Exercise prompt: Set down each of the rows below again, character for character, leaving nothing out and changing nothing.

Data section:
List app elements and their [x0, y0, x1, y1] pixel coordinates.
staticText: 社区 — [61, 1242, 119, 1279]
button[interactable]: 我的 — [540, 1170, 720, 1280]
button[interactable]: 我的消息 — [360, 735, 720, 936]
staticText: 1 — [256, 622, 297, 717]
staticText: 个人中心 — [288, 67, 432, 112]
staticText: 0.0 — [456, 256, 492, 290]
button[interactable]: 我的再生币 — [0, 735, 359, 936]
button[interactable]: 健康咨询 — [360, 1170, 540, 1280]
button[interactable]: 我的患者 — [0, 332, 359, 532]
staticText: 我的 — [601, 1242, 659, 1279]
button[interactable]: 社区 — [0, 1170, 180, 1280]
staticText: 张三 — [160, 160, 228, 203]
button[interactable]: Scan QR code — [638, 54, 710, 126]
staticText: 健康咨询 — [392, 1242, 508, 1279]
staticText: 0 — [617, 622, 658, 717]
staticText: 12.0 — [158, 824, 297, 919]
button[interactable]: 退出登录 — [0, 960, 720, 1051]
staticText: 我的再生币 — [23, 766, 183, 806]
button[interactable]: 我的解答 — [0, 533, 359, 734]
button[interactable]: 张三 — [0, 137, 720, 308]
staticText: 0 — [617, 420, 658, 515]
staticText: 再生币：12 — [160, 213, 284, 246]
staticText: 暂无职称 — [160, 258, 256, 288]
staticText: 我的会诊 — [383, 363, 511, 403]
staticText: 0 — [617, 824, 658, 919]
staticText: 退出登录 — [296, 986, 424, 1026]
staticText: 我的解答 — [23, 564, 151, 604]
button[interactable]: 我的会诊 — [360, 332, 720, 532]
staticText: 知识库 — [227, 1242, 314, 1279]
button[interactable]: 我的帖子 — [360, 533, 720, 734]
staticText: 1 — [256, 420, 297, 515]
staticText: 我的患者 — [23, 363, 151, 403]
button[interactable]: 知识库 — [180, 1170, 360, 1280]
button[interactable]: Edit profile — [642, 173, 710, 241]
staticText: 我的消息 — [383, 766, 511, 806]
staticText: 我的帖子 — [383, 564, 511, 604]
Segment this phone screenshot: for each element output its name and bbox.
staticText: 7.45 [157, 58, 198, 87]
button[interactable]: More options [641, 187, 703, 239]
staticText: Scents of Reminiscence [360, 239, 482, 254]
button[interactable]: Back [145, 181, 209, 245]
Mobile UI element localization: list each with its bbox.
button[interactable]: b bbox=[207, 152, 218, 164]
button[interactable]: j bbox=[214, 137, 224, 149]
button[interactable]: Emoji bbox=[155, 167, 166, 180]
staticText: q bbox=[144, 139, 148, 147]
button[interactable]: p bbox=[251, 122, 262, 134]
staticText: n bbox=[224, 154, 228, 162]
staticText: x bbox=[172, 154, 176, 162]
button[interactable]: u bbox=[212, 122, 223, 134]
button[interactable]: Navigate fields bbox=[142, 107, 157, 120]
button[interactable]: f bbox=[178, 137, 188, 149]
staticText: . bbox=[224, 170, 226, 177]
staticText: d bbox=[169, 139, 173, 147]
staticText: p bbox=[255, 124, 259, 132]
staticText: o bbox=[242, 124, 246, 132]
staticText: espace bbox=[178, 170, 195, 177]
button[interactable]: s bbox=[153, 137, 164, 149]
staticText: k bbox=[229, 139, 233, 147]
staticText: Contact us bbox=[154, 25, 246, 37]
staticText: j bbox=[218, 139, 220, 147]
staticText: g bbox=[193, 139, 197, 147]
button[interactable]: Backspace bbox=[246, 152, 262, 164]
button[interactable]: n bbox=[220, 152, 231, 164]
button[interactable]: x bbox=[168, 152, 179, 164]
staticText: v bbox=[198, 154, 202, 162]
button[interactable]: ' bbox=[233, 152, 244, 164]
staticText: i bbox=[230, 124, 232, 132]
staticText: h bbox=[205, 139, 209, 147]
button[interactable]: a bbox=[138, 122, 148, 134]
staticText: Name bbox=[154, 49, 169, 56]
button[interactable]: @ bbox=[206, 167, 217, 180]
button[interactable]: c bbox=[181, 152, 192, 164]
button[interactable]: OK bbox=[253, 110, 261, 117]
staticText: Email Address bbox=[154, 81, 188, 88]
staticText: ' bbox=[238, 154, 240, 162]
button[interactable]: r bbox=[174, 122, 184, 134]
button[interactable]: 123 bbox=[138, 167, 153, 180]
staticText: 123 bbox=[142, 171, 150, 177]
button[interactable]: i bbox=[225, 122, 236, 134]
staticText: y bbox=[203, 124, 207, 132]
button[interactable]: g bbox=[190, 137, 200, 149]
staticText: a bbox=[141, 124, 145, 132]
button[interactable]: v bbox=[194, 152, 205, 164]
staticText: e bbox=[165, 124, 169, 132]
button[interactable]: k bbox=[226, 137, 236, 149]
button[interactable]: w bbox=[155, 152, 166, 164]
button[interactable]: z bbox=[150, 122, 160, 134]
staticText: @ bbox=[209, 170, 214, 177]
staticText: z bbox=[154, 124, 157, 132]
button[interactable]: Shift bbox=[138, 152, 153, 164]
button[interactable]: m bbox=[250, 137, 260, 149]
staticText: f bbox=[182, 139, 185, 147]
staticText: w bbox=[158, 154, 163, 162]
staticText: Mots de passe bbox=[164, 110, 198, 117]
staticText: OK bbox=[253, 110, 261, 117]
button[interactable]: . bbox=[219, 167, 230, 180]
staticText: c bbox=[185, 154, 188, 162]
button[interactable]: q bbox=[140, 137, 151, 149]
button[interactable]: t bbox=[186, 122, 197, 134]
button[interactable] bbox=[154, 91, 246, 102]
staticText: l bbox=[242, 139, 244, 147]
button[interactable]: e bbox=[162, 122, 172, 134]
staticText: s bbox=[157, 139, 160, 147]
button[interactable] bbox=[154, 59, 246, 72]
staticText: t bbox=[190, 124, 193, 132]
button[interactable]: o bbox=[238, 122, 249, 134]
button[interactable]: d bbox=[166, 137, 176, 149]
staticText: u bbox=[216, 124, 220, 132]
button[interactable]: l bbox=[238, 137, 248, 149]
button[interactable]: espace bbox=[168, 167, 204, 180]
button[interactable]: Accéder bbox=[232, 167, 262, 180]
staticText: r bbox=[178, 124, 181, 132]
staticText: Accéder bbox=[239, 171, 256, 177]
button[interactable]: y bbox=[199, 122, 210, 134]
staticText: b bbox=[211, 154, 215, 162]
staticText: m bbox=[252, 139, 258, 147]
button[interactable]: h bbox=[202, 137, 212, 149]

Full answer:
List app elements and their [x0, y0, x1, y1] pixel coordinates.
staticText: 社区 — [61, 1242, 119, 1279]
button[interactable]: 我的 — [540, 1170, 720, 1280]
button[interactable]: 我的消息 — [360, 735, 720, 936]
staticText: 1 — [256, 622, 297, 717]
staticText: 个人中心 — [288, 67, 432, 112]
staticText: 0.0 — [456, 256, 492, 290]
button[interactable]: 我的再生币 — [0, 735, 359, 936]
button[interactable]: 健康咨询 — [360, 1170, 540, 1280]
button[interactable]: 我的患者 — [0, 332, 359, 532]
staticText: 我的 — [601, 1242, 659, 1279]
button[interactable]: 社区 — [0, 1170, 180, 1280]
staticText: 张三 — [160, 160, 228, 203]
button[interactable]: Scan QR code — [638, 54, 710, 126]
staticText: 健康咨询 — [392, 1242, 508, 1279]
staticText: 0 — [617, 622, 658, 717]
staticText: 12.0 — [158, 824, 297, 919]
button[interactable]: 退出登录 — [0, 960, 720, 1051]
staticText: 我的再生币 — [23, 766, 183, 806]
button[interactable]: 我的解答 — [0, 533, 359, 734]
button[interactable]: 张三 — [0, 137, 720, 308]
staticText: 0 — [617, 420, 658, 515]
staticText: 再生币：12 — [160, 213, 284, 246]
staticText: 暂无职称 — [160, 258, 256, 288]
staticText: 我的会诊 — [383, 363, 511, 403]
staticText: 0 — [617, 824, 658, 919]
staticText: 退出登录 — [296, 986, 424, 1026]
staticText: 我的解答 — [23, 564, 151, 604]
button[interactable]: 我的会诊 — [360, 332, 720, 532]
staticText: 知识库 — [227, 1242, 314, 1279]
button[interactable]: 我的帖子 — [360, 533, 720, 734]
staticText: 1 — [256, 420, 297, 515]
staticText: 我的患者 — [23, 363, 151, 403]
button[interactable]: 知识库 — [180, 1170, 360, 1280]
button[interactable]: Edit profile — [642, 173, 710, 241]
staticText: 我的消息 — [383, 766, 511, 806]
staticText: 我的帖子 — [383, 564, 511, 604]
Segment this phone screenshot: for each element output its name and bbox.
staticText: 7.45 [157, 58, 198, 87]
button[interactable]: More options [641, 187, 703, 239]
staticText: Scents of Reminiscence [360, 239, 482, 254]
button[interactable]: Back [145, 181, 209, 245]
Mobile UI element localization: list each with its bbox.
button[interactable]: b bbox=[207, 152, 218, 164]
button[interactable]: j bbox=[214, 137, 224, 149]
button[interactable]: Emoji bbox=[155, 167, 166, 180]
staticText: q bbox=[144, 139, 148, 147]
button[interactable]: p bbox=[251, 122, 262, 134]
staticText: n bbox=[224, 154, 228, 162]
staticText: x bbox=[172, 154, 176, 162]
button[interactable]: u bbox=[212, 122, 223, 134]
button[interactable]: Navigate fields bbox=[142, 107, 157, 120]
button[interactable]: f bbox=[178, 137, 188, 149]
staticText: . bbox=[224, 170, 226, 177]
staticText: d bbox=[169, 139, 173, 147]
staticText: p bbox=[255, 124, 259, 132]
staticText: o bbox=[242, 124, 246, 132]
staticText: espace bbox=[178, 170, 195, 177]
button[interactable]: s bbox=[153, 137, 164, 149]
staticText: k bbox=[229, 139, 233, 147]
staticText: Contact us bbox=[154, 25, 246, 37]
staticText: j bbox=[218, 139, 220, 147]
staticText: g bbox=[193, 139, 197, 147]
button[interactable]: Backspace bbox=[246, 152, 262, 164]
button[interactable]: n bbox=[220, 152, 231, 164]
button[interactable]: x bbox=[168, 152, 179, 164]
staticText: v bbox=[198, 154, 202, 162]
button[interactable]: ' bbox=[233, 152, 244, 164]
staticText: i bbox=[230, 124, 232, 132]
staticText: h bbox=[205, 139, 209, 147]
button[interactable]: a bbox=[138, 122, 148, 134]
staticText: Name bbox=[154, 49, 169, 56]
button[interactable]: @ bbox=[206, 167, 217, 180]
button[interactable]: c bbox=[181, 152, 192, 164]
button[interactable]: OK bbox=[253, 110, 261, 117]
staticText: Email Address bbox=[154, 81, 188, 88]
staticText: ' bbox=[238, 154, 240, 162]
button[interactable]: r bbox=[174, 122, 184, 134]
button[interactable]: 123 bbox=[138, 167, 153, 180]
staticText: 123 bbox=[142, 171, 150, 177]
button[interactable]: i bbox=[225, 122, 236, 134]
staticText: y bbox=[203, 124, 207, 132]
button[interactable]: g bbox=[190, 137, 200, 149]
staticText: a bbox=[141, 124, 145, 132]
button[interactable]: v bbox=[194, 152, 205, 164]
staticText: e bbox=[165, 124, 169, 132]
button[interactable]: k bbox=[226, 137, 236, 149]
button[interactable]: w bbox=[155, 152, 166, 164]
button[interactable]: z bbox=[150, 122, 160, 134]
staticText: @ bbox=[209, 170, 214, 177]
staticText: z bbox=[154, 124, 157, 132]
button[interactable]: Shift bbox=[138, 152, 153, 164]
button[interactable]: m bbox=[250, 137, 260, 149]
staticText: f bbox=[182, 139, 185, 147]
staticText: w bbox=[158, 154, 163, 162]
staticText: Mots de passe bbox=[164, 110, 198, 117]
staticText: OK bbox=[253, 110, 261, 117]
button[interactable]: . bbox=[219, 167, 230, 180]
staticText: c bbox=[185, 154, 188, 162]
button[interactable]: q bbox=[140, 137, 151, 149]
button[interactable]: t bbox=[186, 122, 197, 134]
button[interactable] bbox=[154, 91, 246, 102]
staticText: l bbox=[242, 139, 244, 147]
button[interactable]: e bbox=[162, 122, 172, 134]
staticText: s bbox=[157, 139, 160, 147]
button[interactable] bbox=[154, 59, 246, 72]
staticText: t bbox=[190, 124, 193, 132]
button[interactable]: o bbox=[238, 122, 249, 134]
button[interactable]: d bbox=[166, 137, 176, 149]
staticText: u bbox=[216, 124, 220, 132]
button[interactable]: l bbox=[238, 137, 248, 149]
button[interactable]: espace bbox=[168, 167, 204, 180]
button[interactable]: Accéder bbox=[232, 167, 262, 180]
staticText: r bbox=[178, 124, 181, 132]
staticText: Accéder bbox=[239, 171, 256, 177]
button[interactable]: y bbox=[199, 122, 210, 134]
staticText: b bbox=[211, 154, 215, 162]
staticText: m bbox=[252, 139, 258, 147]
button[interactable]: h bbox=[202, 137, 212, 149]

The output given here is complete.